WRITTEN EXERCISE:
Present every line of the listing below as a numbered list, omitting blank lines and leaving out the pictures.

MATERIAL FOR THIS EXERCISE:

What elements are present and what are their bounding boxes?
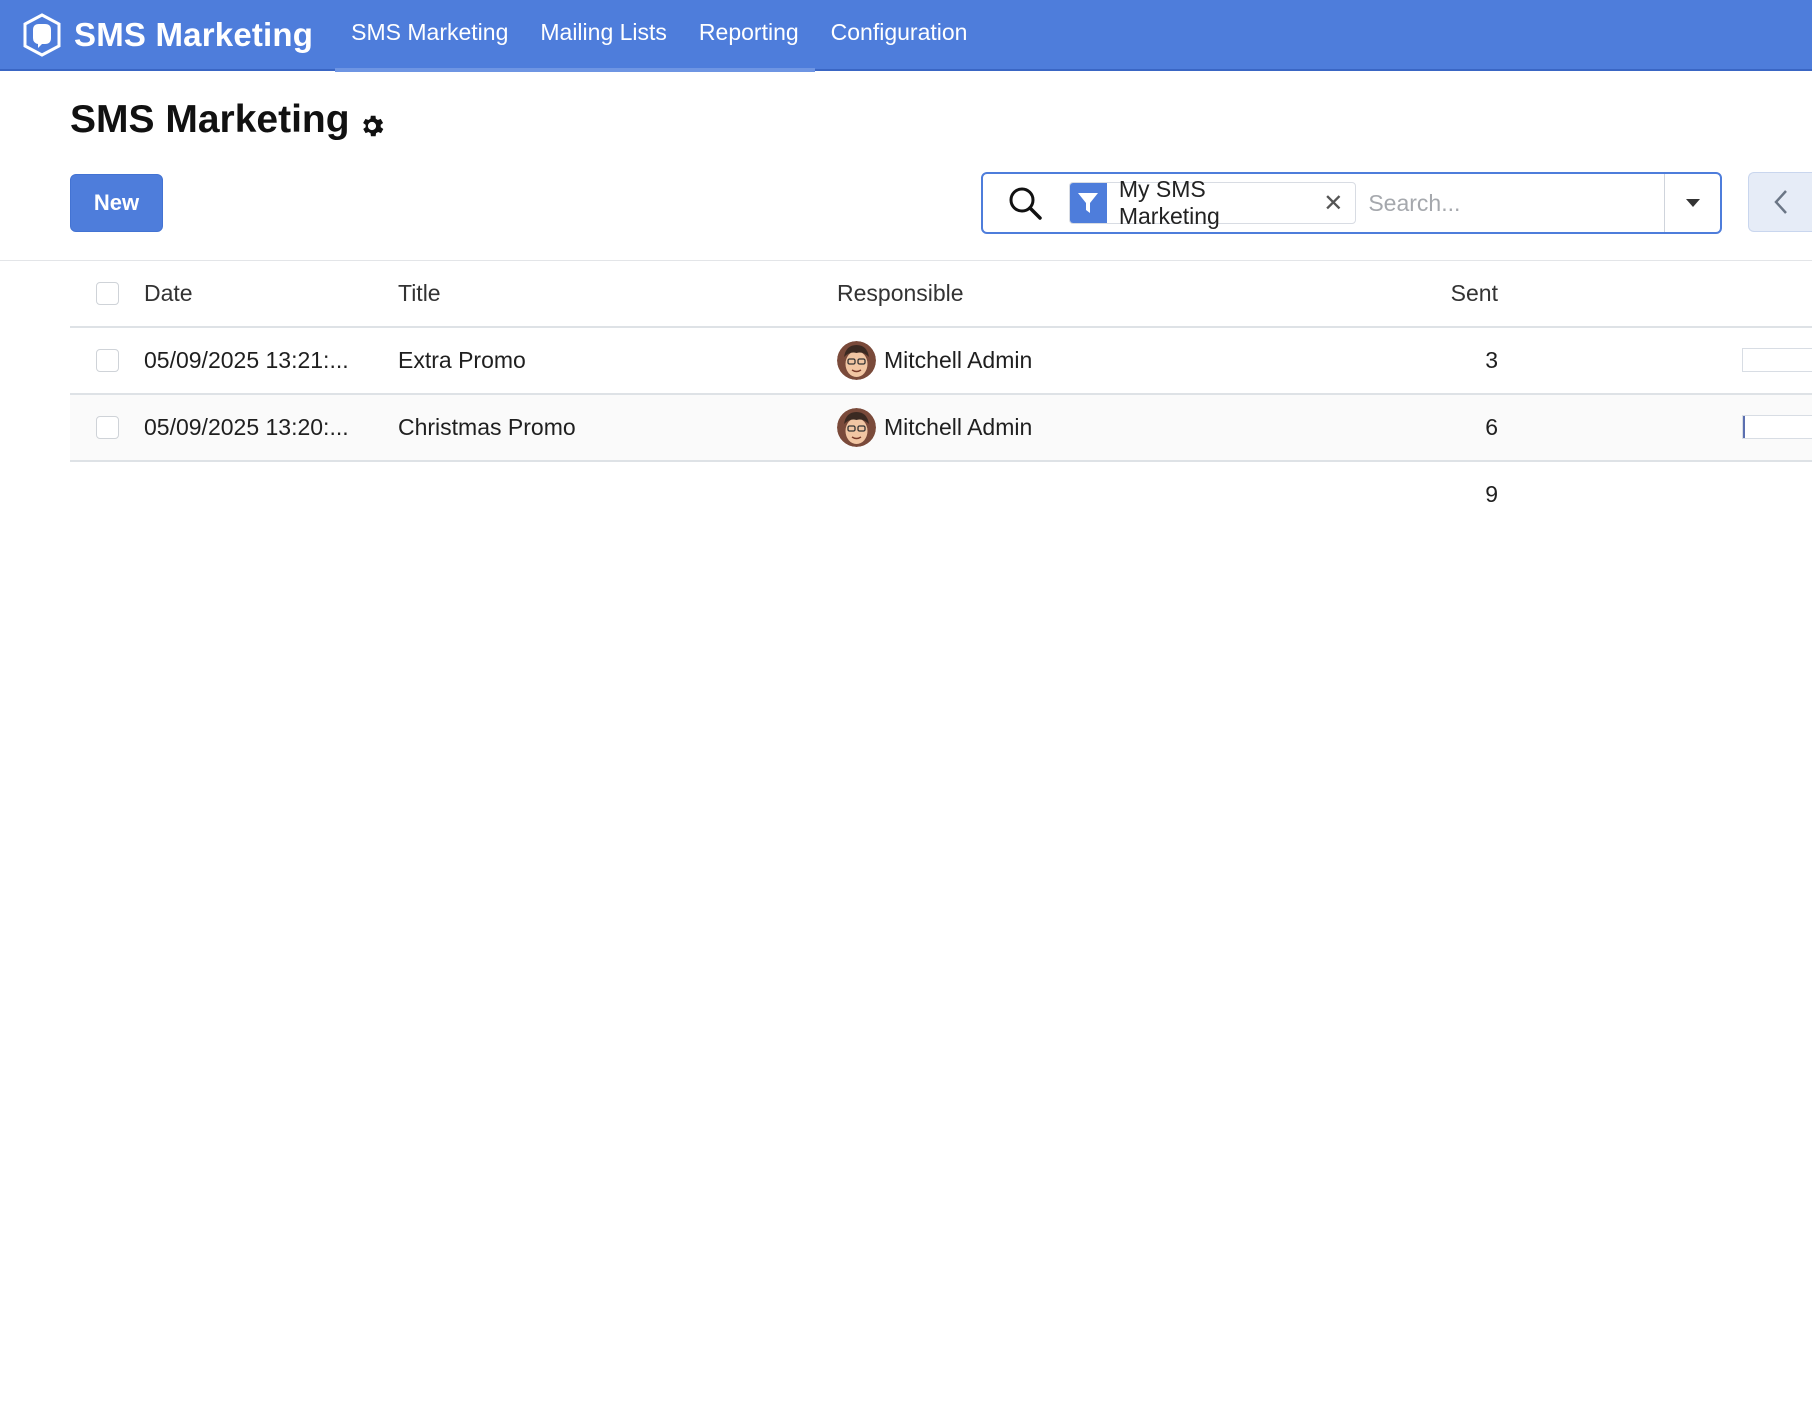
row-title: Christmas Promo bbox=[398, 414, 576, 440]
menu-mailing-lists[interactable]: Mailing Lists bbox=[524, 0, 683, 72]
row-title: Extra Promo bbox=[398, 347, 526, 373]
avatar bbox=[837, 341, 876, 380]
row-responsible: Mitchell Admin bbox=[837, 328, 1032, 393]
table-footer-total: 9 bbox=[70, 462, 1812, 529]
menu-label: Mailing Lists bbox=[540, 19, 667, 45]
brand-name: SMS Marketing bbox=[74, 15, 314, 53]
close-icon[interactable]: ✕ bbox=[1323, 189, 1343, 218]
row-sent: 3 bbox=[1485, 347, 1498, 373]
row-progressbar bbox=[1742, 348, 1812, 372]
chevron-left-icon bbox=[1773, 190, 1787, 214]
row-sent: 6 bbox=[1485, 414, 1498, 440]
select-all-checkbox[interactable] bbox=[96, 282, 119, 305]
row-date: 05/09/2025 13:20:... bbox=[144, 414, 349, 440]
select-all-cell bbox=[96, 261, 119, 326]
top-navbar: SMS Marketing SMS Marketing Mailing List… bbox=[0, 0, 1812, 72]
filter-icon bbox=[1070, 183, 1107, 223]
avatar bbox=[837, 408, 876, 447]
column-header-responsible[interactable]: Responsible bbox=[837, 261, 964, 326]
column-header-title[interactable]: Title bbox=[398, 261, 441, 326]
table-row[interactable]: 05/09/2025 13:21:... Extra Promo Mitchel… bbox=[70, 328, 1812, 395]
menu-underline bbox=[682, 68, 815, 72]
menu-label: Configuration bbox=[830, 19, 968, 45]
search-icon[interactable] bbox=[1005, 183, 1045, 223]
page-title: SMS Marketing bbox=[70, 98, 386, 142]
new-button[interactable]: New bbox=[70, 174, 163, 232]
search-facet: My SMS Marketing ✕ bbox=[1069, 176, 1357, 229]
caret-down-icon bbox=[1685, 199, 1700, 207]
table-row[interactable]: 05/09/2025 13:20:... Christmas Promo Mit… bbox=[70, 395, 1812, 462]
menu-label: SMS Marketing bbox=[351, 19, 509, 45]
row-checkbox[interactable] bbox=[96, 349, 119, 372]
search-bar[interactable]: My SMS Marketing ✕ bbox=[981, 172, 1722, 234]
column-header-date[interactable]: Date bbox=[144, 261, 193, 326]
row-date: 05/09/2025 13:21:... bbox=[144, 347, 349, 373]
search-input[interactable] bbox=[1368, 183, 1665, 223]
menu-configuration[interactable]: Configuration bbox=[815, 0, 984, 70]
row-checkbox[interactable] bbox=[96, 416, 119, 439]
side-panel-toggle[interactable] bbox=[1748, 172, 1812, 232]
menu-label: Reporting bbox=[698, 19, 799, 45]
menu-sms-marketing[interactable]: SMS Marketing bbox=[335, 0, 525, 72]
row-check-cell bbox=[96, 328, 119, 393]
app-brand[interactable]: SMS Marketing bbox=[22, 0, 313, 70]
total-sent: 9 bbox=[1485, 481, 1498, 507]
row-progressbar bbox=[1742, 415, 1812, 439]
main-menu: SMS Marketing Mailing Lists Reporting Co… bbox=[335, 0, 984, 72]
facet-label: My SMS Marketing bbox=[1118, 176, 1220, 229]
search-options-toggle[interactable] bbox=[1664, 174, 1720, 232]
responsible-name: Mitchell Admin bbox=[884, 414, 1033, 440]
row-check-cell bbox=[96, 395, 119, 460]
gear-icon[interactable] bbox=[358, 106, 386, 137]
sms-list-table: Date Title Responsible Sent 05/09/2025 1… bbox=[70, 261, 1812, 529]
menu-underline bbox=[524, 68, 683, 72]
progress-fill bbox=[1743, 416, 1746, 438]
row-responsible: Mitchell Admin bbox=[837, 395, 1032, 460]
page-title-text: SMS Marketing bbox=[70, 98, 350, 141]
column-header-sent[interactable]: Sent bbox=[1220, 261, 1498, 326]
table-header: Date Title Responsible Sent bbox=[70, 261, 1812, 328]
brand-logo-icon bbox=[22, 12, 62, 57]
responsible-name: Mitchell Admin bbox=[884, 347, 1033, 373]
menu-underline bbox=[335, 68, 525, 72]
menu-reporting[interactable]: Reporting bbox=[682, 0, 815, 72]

COMPLETE RESPONSE:
1. What elements are present and what are their bounding boxes?
2. row-title: Christmas Promo bbox=[398, 414, 576, 440]
3. menu-mailing-lists[interactable]: Mailing Lists bbox=[524, 0, 683, 72]
4. row-title: Extra Promo bbox=[398, 347, 526, 373]
5. avatar bbox=[837, 341, 876, 380]
6. row-responsible: Mitchell Admin bbox=[837, 328, 1032, 393]
7. table-footer-total: 9 bbox=[70, 462, 1812, 529]
8. menu-label: Mailing Lists bbox=[540, 19, 667, 45]
9. brand-name: SMS Marketing bbox=[74, 15, 314, 53]
10. close-icon[interactable]: ✕ bbox=[1323, 189, 1343, 218]
11. row-sent: 3 bbox=[1485, 347, 1498, 373]
12. row-progressbar bbox=[1742, 348, 1812, 372]
13. chevron-left-icon bbox=[1773, 190, 1787, 214]
14. row-sent: 6 bbox=[1485, 414, 1498, 440]
15. select-all-checkbox[interactable] bbox=[96, 282, 119, 305]
16. row-date: 05/09/2025 13:20:... bbox=[144, 414, 349, 440]
17. select-all-cell bbox=[96, 261, 119, 326]
18. top-navbar: SMS Marketing SMS Marketing Mailing List… bbox=[0, 0, 1812, 72]
19. filter-icon bbox=[1070, 183, 1107, 223]
20. avatar bbox=[837, 408, 876, 447]
21. column-header-responsible[interactable]: Responsible bbox=[837, 261, 964, 326]
22. column-header-title[interactable]: Title bbox=[398, 261, 441, 326]
23. table-row[interactable]: 05/09/2025 13:21:... Extra Promo Mitchel… bbox=[70, 328, 1812, 395]
24. menu-underline bbox=[682, 68, 815, 72]
25. menu-label: Configuration bbox=[830, 19, 968, 45]
26. search-icon[interactable] bbox=[1005, 183, 1045, 223]
27. page-title: SMS Marketing bbox=[70, 98, 386, 142]
28. new-button[interactable]: New bbox=[70, 174, 163, 232]
29. search-facet: My SMS Marketing ✕ bbox=[1069, 176, 1357, 229]
30. caret-down-icon bbox=[1685, 199, 1700, 207]
31. table-row[interactable]: 05/09/2025 13:20:... Christmas Promo Mit… bbox=[70, 395, 1812, 462]
32. menu-label: SMS Marketing bbox=[351, 19, 509, 45]
33. row-checkbox[interactable] bbox=[96, 349, 119, 372]
34. search-bar[interactable]: My SMS Marketing ✕ bbox=[981, 172, 1722, 234]
35. column-header-date[interactable]: Date bbox=[144, 261, 193, 326]
36. row-date: 05/09/2025 13:21:... bbox=[144, 347, 349, 373]
37. search-input[interactable] bbox=[1368, 183, 1665, 223]
38. menu-configuration[interactable]: Configuration bbox=[815, 0, 984, 70]
39. row-checkbox[interactable] bbox=[96, 416, 119, 439]
40. side-panel-toggle[interactable] bbox=[1748, 172, 1812, 232]
41. menu-label: Reporting bbox=[698, 19, 799, 45]
42. menu-sms-marketing[interactable]: SMS Marketing bbox=[335, 0, 525, 72]
43. row-check-cell bbox=[96, 328, 119, 393]
44. app-brand[interactable]: SMS Marketing bbox=[22, 0, 313, 70]
45. total-sent: 9 bbox=[1485, 481, 1498, 507]
46. row-progressbar bbox=[1742, 415, 1812, 439]
47. main-menu: SMS Marketing Mailing Lists Reporting Co… bbox=[335, 0, 984, 72]
48. facet-label: My SMS Marketing bbox=[1118, 176, 1220, 229]
49. search-options-toggle[interactable] bbox=[1664, 174, 1720, 232]
50. responsible-name: Mitchell Admin bbox=[884, 414, 1033, 440]
51. row-check-cell bbox=[96, 395, 119, 460]
52. gear-icon[interactable] bbox=[358, 106, 386, 137]
53. sms-list-table: Date Title Responsible Sent 05/09/2025 1… bbox=[70, 261, 1812, 529]
54. menu-underline bbox=[524, 68, 683, 72]
55. progress-fill bbox=[1743, 416, 1746, 438]
56. row-responsible: Mitchell Admin bbox=[837, 395, 1032, 460]
57. page-title-text: SMS Marketing bbox=[70, 98, 350, 141]
58. column-header-sent[interactable]: Sent bbox=[1220, 261, 1498, 326]
59. table-header: Date Title Responsible Sent bbox=[70, 261, 1812, 328]
60. brand-logo-icon bbox=[22, 12, 62, 57]
61. responsible-name: Mitchell Admin bbox=[884, 347, 1033, 373]
62. menu-underline bbox=[335, 68, 525, 72]
63. menu-reporting[interactable]: Reporting bbox=[682, 0, 815, 72]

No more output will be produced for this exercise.